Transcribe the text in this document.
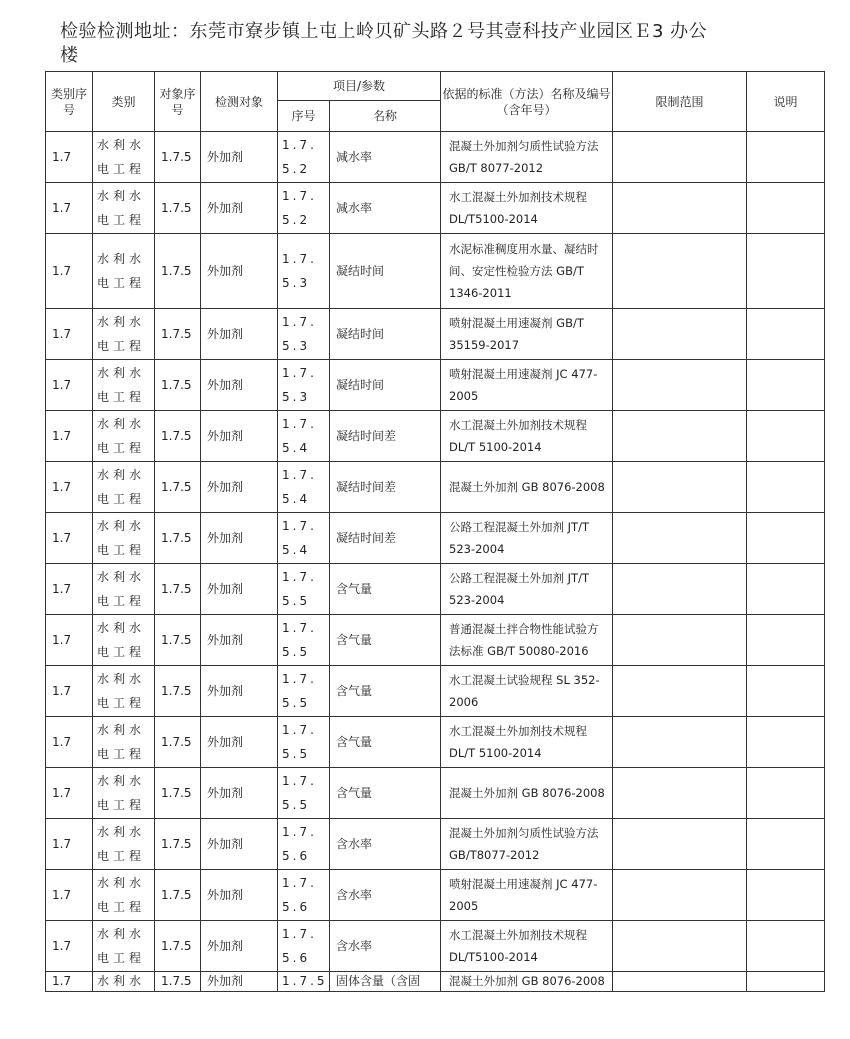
检验检测地址：东莞市寮步镇上屯上岭贝矿头路２号其壹科技产业园区Ｅ3 办公
楼
类别序号	类别	对象序号	检测对象	项目/参数		依据的标准（方法）名称及编号（含年号）	限制范围	说明
				序号	名称			
1.7	水利水电工程	1.7.5	外加剂	1.7.5.2	减水率	混凝土外加剂匀质性试验方法 GB/T 8077-2012		
1.7	水利水电工程	1.7.5	外加剂	1.7.5.2	减水率	水工混凝土外加剂技术规程 DL/T5100-2014		
1.7	水利水电工程	1.7.5	外加剂	1.7.5.3	凝结时间	水泥标准稠度用水量、凝结时间、安定性检验方法 GB/T 1346-2011		
1.7	水利水电工程	1.7.5	外加剂	1.7.5.3	凝结时间	喷射混凝土用速凝剂 GB/T 35159-2017		
1.7	水利水电工程	1.7.5	外加剂	1.7.5.3	凝结时间	喷射混凝土用速凝剂 JC 477-2005		
1.7	水利水电工程	1.7.5	外加剂	1.7.5.4	凝结时间差	水工混凝土外加剂技术规程 DL/T 5100-2014		
1.7	水利水电工程	1.7.5	外加剂	1.7.5.4	凝结时间差	混凝土外加剂 GB 8076-2008		
1.7	水利水电工程	1.7.5	外加剂	1.7.5.4	凝结时间差	公路工程混凝土外加剂 JT/T 523-2004		
1.7	水利水电工程	1.7.5	外加剂	1.7.5.5	含气量	公路工程混凝土外加剂 JT/T 523-2004		
1.7	水利水电工程	1.7.5	外加剂	1.7.5.5	含气量	普通混凝土拌合物性能试验方法标准 GB/T 50080-2016		
1.7	水利水电工程	1.7.5	外加剂	1.7.5.5	含气量	水工混凝土试验规程 SL 352-2006		
1.7	水利水电工程	1.7.5	外加剂	1.7.5.5	含气量	水工混凝土外加剂技术规程 DL/T 5100-2014		
1.7	水利水电工程	1.7.5	外加剂	1.7.5.5	含气量	混凝土外加剂 GB 8076-2008		
1.7	水利水电工程	1.7.5	外加剂	1.7.5.6	含水率	混凝土外加剂匀质性试验方法 GB/T8077-2012		
1.7	水利水电工程	1.7.5	外加剂	1.7.5.6	含水率	喷射混凝土用速凝剂 JC 477-2005		
1.7	水利水电工程	1.7.5	外加剂	1.7.5.6	含水率	水工混凝土外加剂技术规程 DL/T5100-2014		
1.7	水利水	1.7.5	外加剂	1.7.5	固体含量（含固	混凝土外加剂 GB 8076-2008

+++

### What you have to do
Without the pictures, repeat the listing above exactly.

### Task solution
Transcribe the text in this document.
检验检测地址：东莞市寮步镇上屯上岭贝矿头路２号其壹科技产业园区Ｅ3 办公
楼
类别序号	类别	对象序号	检测对象	项目/参数		依据的标准（方法）名称及编号（含年号）	限制范围	说明
				序号	名称			
1.7	水利水电工程	1.7.5	外加剂	1.7.5.2	减水率	混凝土外加剂匀质性试验方法 GB/T 8077-2012		
1.7	水利水电工程	1.7.5	外加剂	1.7.5.2	减水率	水工混凝土外加剂技术规程 DL/T5100-2014		
1.7	水利水电工程	1.7.5	外加剂	1.7.5.3	凝结时间	水泥标准稠度用水量、凝结时间、安定性检验方法 GB/T 1346-2011		
1.7	水利水电工程	1.7.5	外加剂	1.7.5.3	凝结时间	喷射混凝土用速凝剂 GB/T 35159-2017		
1.7	水利水电工程	1.7.5	外加剂	1.7.5.3	凝结时间	喷射混凝土用速凝剂 JC 477-2005		
1.7	水利水电工程	1.7.5	外加剂	1.7.5.4	凝结时间差	水工混凝土外加剂技术规程 DL/T 5100-2014		
1.7	水利水电工程	1.7.5	外加剂	1.7.5.4	凝结时间差	混凝土外加剂 GB 8076-2008		
1.7	水利水电工程	1.7.5	外加剂	1.7.5.4	凝结时间差	公路工程混凝土外加剂 JT/T 523-2004		
1.7	水利水电工程	1.7.5	外加剂	1.7.5.5	含气量	公路工程混凝土外加剂 JT/T 523-2004		
1.7	水利水电工程	1.7.5	外加剂	1.7.5.5	含气量	普通混凝土拌合物性能试验方法标准 GB/T 50080-2016		
1.7	水利水电工程	1.7.5	外加剂	1.7.5.5	含气量	水工混凝土试验规程 SL 352-2006		
1.7	水利水电工程	1.7.5	外加剂	1.7.5.5	含气量	水工混凝土外加剂技术规程 DL/T 5100-2014		
1.7	水利水电工程	1.7.5	外加剂	1.7.5.5	含气量	混凝土外加剂 GB 8076-2008		
1.7	水利水电工程	1.7.5	外加剂	1.7.5.6	含水率	混凝土外加剂匀质性试验方法 GB/T8077-2012		
1.7	水利水电工程	1.7.5	外加剂	1.7.5.6	含水率	喷射混凝土用速凝剂 JC 477-2005		
1.7	水利水电工程	1.7.5	外加剂	1.7.5.6	含水率	水工混凝土外加剂技术规程 DL/T5100-2014		
1.7	水利水	1.7.5	外加剂	1.7.5	固体含量（含固	混凝土外加剂 GB 8076-2008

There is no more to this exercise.